What the task requires. Reproduce the listing below in full and without alteration, apart from its pictures.

Dataset records.
━━━━━━━━━━

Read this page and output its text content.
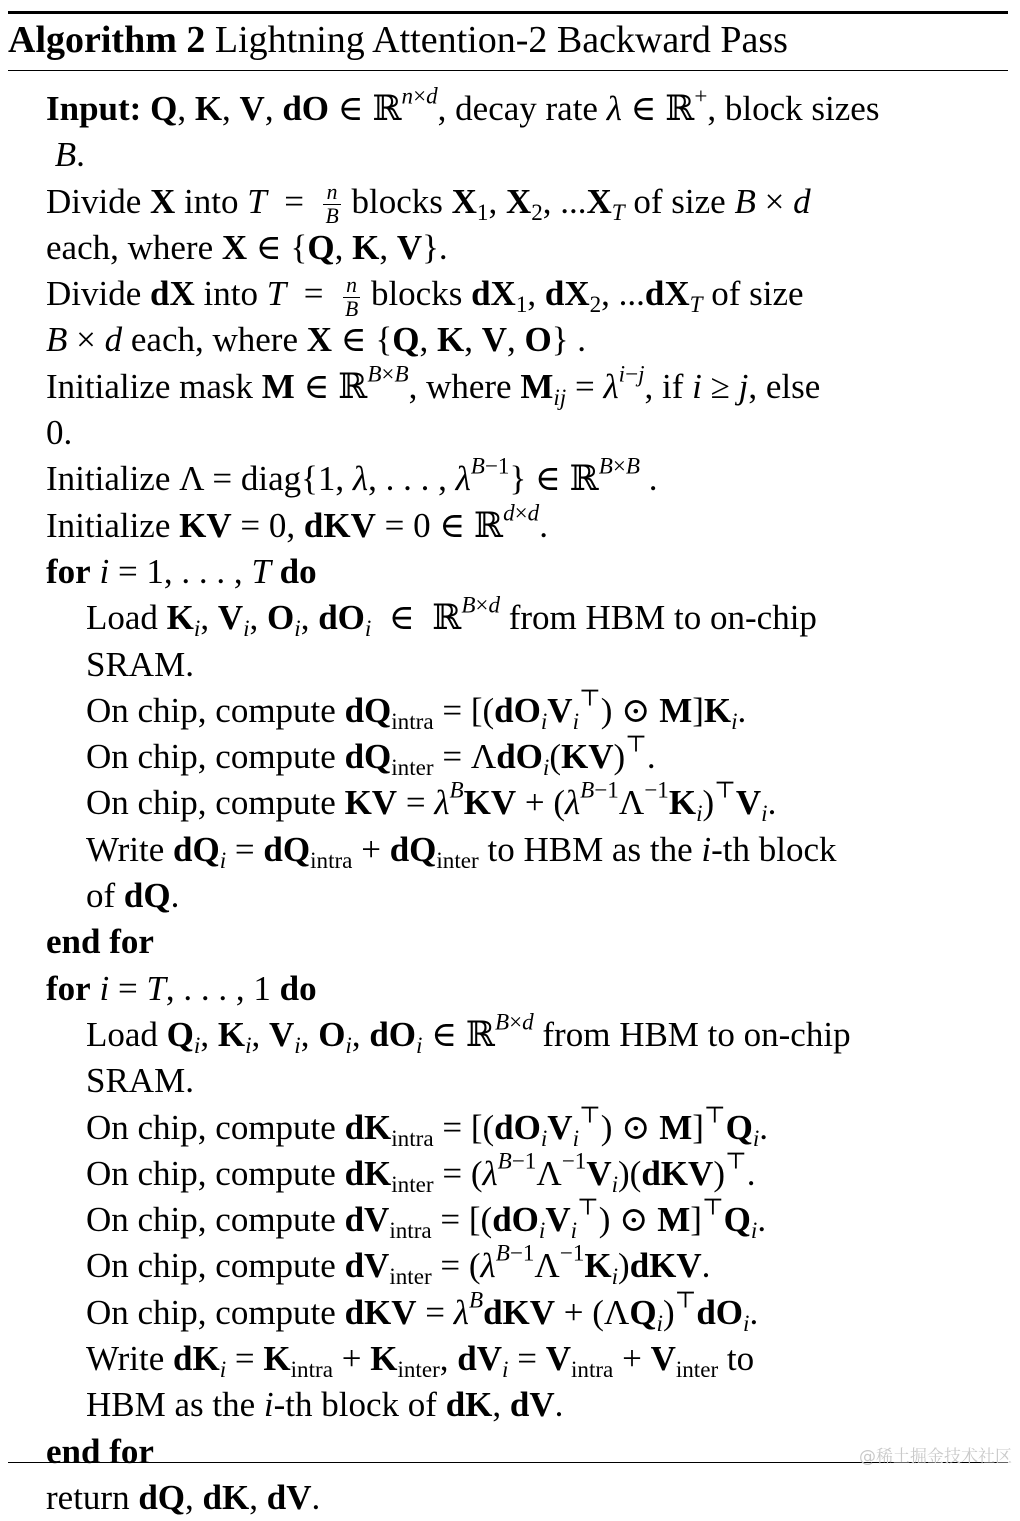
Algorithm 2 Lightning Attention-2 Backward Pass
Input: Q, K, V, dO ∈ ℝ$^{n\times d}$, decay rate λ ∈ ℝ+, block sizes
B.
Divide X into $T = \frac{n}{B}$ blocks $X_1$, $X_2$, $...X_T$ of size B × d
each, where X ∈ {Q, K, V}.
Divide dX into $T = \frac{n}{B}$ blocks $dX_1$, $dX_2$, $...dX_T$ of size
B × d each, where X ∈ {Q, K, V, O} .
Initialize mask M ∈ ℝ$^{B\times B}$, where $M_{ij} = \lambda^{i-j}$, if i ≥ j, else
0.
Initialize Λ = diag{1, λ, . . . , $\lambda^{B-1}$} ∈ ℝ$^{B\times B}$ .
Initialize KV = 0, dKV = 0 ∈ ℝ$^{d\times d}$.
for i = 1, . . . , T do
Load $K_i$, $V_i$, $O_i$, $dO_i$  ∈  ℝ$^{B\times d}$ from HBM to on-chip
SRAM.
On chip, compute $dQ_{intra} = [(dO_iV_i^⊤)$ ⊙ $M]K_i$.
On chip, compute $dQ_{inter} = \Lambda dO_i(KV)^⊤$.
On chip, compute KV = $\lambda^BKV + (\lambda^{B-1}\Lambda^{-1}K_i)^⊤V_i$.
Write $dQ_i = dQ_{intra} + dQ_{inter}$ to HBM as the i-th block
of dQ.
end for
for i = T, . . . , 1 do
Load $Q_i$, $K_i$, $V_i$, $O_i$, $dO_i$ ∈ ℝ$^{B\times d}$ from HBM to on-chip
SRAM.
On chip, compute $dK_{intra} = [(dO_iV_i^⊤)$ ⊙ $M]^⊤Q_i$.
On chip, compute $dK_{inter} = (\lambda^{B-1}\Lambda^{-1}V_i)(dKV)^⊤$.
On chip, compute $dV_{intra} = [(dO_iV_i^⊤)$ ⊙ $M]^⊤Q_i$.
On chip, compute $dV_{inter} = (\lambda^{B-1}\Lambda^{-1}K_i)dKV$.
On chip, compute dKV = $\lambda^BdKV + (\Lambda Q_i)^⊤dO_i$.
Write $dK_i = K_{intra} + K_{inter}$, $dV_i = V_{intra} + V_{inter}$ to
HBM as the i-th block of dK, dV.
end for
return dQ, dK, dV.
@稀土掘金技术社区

━━━━━━━━━━

Correct output.
Read this page and output its text content.
Algorithm 2 Lightning Attention-2 Backward Pass
Input: Q, K, V, dO ∈ ℝ$^{n\times d}$, decay rate λ ∈ ℝ+, block sizes
B.
Divide X into $T = \frac{n}{B}$ blocks $X_1$, $X_2$, $...X_T$ of size B × d
each, where X ∈ {Q, K, V}.
Divide dX into $T = \frac{n}{B}$ blocks $dX_1$, $dX_2$, $...dX_T$ of size
B × d each, where X ∈ {Q, K, V, O} .
Initialize mask M ∈ ℝ$^{B\times B}$, where $M_{ij} = \lambda^{i-j}$, if i ≥ j, else
0.
Initialize Λ = diag{1, λ, . . . , $\lambda^{B-1}$} ∈ ℝ$^{B\times B}$ .
Initialize KV = 0, dKV = 0 ∈ ℝ$^{d\times d}$.
for i = 1, . . . , T do
Load $K_i$, $V_i$, $O_i$, $dO_i$  ∈  ℝ$^{B\times d}$ from HBM to on-chip
SRAM.
On chip, compute $dQ_{intra} = [(dO_iV_i^⊤)$ ⊙ $M]K_i$.
On chip, compute $dQ_{inter} = \Lambda dO_i(KV)^⊤$.
On chip, compute KV = $\lambda^BKV + (\lambda^{B-1}\Lambda^{-1}K_i)^⊤V_i$.
Write $dQ_i = dQ_{intra} + dQ_{inter}$ to HBM as the i-th block
of dQ.
end for
for i = T, . . . , 1 do
Load $Q_i$, $K_i$, $V_i$, $O_i$, $dO_i$ ∈ ℝ$^{B\times d}$ from HBM to on-chip
SRAM.
On chip, compute $dK_{intra} = [(dO_iV_i^⊤)$ ⊙ $M]^⊤Q_i$.
On chip, compute $dK_{inter} = (\lambda^{B-1}\Lambda^{-1}V_i)(dKV)^⊤$.
On chip, compute $dV_{intra} = [(dO_iV_i^⊤)$ ⊙ $M]^⊤Q_i$.
On chip, compute $dV_{inter} = (\lambda^{B-1}\Lambda^{-1}K_i)dKV$.
On chip, compute dKV = $\lambda^BdKV + (\Lambda Q_i)^⊤dO_i$.
Write $dK_i = K_{intra} + K_{inter}$, $dV_i = V_{intra} + V_{inter}$ to
HBM as the i-th block of dK, dV.
end for
return dQ, dK, dV.
@稀土掘金技术社区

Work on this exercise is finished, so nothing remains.